Saved entries
****************

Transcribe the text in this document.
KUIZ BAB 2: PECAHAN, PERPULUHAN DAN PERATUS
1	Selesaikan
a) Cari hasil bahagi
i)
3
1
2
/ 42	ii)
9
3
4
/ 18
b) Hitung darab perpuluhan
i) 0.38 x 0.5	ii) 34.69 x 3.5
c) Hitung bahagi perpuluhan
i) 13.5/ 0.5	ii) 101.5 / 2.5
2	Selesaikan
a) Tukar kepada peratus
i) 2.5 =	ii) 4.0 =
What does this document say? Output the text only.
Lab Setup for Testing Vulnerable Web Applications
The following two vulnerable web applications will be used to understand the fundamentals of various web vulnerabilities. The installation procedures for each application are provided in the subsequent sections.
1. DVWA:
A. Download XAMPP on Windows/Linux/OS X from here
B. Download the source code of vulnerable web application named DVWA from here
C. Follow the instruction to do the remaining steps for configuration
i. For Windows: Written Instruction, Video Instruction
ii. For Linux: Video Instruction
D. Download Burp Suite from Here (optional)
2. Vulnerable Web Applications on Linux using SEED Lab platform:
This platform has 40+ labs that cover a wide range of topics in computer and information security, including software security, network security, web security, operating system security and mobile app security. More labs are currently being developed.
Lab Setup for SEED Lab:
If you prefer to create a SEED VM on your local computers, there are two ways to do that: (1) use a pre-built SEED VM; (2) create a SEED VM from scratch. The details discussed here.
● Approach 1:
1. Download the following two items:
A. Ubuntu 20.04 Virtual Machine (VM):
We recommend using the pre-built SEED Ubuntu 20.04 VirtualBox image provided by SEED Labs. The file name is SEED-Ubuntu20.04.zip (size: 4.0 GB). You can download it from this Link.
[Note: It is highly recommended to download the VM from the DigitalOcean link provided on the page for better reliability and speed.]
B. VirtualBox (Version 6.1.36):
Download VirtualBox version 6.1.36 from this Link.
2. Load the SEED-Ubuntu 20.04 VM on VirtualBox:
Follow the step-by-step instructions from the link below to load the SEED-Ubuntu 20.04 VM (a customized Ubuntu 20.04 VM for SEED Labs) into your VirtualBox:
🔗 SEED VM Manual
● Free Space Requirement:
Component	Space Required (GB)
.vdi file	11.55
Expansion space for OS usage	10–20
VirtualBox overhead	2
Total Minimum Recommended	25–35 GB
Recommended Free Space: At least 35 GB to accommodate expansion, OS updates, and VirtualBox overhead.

****************

▶ [Problem description]: Select the lines from the entries that include the word "document".

▶ [Solution for this problem]:
Transcribe the text in this document.
What does this document say? Output the text only.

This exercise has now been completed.